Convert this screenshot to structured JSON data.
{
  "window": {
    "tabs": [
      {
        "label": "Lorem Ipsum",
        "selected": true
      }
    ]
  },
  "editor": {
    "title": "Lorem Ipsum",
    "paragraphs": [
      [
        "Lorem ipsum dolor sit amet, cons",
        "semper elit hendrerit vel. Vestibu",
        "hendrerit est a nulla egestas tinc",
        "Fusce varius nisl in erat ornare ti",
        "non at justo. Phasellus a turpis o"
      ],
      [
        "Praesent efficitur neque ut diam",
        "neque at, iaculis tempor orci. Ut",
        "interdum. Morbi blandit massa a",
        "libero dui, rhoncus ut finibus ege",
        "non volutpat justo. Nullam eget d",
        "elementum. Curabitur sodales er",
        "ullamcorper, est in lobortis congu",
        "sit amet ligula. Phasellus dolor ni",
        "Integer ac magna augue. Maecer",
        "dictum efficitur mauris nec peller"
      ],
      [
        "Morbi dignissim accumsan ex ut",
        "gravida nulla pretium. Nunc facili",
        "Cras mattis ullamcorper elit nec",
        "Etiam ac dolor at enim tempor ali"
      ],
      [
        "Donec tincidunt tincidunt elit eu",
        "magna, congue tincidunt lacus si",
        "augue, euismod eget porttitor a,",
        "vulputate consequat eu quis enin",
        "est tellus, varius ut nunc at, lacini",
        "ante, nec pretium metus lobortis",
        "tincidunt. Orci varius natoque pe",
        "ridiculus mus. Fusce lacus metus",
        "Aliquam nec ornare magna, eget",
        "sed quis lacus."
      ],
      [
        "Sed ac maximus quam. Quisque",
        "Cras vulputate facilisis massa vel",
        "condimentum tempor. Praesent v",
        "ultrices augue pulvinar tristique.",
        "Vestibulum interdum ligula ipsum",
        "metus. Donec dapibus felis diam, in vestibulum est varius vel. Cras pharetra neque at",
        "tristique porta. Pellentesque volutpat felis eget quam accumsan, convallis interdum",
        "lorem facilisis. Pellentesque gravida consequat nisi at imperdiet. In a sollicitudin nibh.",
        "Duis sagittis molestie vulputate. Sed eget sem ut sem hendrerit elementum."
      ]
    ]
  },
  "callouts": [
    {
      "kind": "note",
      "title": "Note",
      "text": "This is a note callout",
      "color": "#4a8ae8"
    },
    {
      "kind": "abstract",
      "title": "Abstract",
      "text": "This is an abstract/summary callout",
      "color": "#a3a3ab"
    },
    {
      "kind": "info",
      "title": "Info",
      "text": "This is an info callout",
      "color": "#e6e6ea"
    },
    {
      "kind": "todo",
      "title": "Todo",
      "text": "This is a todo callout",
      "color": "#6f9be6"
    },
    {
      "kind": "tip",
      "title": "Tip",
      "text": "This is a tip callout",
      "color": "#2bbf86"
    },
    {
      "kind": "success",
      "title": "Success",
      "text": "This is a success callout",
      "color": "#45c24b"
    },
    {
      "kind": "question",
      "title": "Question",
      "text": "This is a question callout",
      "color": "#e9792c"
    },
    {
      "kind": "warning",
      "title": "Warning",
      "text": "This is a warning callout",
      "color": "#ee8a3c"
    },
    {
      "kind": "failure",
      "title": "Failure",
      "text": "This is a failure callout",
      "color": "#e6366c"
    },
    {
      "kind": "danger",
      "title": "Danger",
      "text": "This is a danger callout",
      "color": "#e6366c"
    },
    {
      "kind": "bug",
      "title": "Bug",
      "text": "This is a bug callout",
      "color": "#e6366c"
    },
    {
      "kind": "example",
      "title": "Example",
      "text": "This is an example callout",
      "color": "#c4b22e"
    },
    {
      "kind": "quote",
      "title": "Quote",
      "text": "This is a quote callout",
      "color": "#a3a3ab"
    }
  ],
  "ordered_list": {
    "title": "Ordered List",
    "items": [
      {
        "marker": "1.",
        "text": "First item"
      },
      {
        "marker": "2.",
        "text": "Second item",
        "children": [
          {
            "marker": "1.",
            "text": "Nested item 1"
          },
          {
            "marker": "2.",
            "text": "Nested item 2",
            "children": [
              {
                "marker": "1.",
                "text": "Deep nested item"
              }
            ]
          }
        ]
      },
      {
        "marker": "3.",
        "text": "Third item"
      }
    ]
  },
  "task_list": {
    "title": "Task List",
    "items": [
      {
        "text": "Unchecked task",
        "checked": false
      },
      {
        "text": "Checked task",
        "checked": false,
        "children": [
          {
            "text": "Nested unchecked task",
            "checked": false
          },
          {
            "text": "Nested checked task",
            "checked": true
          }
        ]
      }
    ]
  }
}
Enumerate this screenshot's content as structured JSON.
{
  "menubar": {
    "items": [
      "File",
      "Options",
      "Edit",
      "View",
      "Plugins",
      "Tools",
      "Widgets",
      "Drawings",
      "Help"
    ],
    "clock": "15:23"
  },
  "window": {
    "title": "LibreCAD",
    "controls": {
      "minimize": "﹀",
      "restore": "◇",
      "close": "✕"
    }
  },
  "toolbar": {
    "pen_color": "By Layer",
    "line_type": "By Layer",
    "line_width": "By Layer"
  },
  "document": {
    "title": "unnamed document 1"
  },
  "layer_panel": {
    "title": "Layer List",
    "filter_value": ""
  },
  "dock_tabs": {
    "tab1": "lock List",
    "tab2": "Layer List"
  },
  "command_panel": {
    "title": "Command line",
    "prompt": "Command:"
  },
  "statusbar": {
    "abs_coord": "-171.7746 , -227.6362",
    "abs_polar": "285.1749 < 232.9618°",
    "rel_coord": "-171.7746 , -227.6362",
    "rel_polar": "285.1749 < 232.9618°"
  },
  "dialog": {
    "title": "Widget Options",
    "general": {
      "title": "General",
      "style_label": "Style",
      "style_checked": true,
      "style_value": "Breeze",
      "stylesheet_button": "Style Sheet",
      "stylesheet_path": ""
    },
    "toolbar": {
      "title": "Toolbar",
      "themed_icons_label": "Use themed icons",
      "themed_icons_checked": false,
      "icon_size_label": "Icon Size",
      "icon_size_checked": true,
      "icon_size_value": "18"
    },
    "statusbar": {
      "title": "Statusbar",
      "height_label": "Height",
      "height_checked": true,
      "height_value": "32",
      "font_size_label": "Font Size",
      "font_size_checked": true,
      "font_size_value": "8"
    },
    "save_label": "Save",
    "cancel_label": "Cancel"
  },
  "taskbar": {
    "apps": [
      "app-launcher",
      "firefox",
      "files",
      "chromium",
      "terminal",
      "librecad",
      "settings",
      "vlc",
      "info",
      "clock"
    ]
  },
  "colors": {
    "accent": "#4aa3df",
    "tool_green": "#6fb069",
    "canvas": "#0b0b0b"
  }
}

> _Exercise_
Which lines of the data above contain "Cras"? Copy each one.

> _Response_
        "Cras mattis ullamcorper elit nec",
        "Cras vulputate facilisis massa vel",
        "metus. Donec dapibus felis diam, in vestibulum est varius vel. Cras pharetra neque at",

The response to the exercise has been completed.